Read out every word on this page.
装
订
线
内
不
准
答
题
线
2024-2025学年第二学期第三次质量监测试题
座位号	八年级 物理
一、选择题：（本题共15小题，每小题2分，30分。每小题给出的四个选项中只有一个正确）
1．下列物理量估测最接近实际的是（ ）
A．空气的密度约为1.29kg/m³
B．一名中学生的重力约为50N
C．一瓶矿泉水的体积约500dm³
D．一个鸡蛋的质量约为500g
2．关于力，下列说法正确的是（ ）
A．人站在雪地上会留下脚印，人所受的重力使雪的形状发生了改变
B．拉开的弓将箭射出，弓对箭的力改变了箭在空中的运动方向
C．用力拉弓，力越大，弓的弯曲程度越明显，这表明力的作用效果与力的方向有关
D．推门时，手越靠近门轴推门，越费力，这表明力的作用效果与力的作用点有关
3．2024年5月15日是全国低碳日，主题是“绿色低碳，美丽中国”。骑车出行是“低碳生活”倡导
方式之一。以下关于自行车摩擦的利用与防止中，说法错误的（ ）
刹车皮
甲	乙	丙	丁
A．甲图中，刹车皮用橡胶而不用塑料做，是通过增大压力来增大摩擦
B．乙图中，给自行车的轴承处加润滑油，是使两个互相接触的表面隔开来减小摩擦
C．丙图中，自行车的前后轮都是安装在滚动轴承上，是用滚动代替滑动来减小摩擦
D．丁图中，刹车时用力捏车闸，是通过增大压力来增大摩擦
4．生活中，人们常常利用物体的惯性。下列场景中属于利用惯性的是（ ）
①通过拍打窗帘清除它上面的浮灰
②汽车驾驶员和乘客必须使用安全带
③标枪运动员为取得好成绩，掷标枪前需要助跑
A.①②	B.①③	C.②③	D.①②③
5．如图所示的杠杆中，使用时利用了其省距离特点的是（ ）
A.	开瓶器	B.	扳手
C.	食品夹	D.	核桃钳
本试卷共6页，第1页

> **Written exercise**:
Pull every line containing "是通过增大压力来增大摩擦" out of the data above.

> **Expected answer**:
A．甲图中，刹车皮用橡胶而不用塑料做，是通过增大压力来增大摩擦
D．丁图中，刹车时用力捏车闸，是通过增大压力来增大摩擦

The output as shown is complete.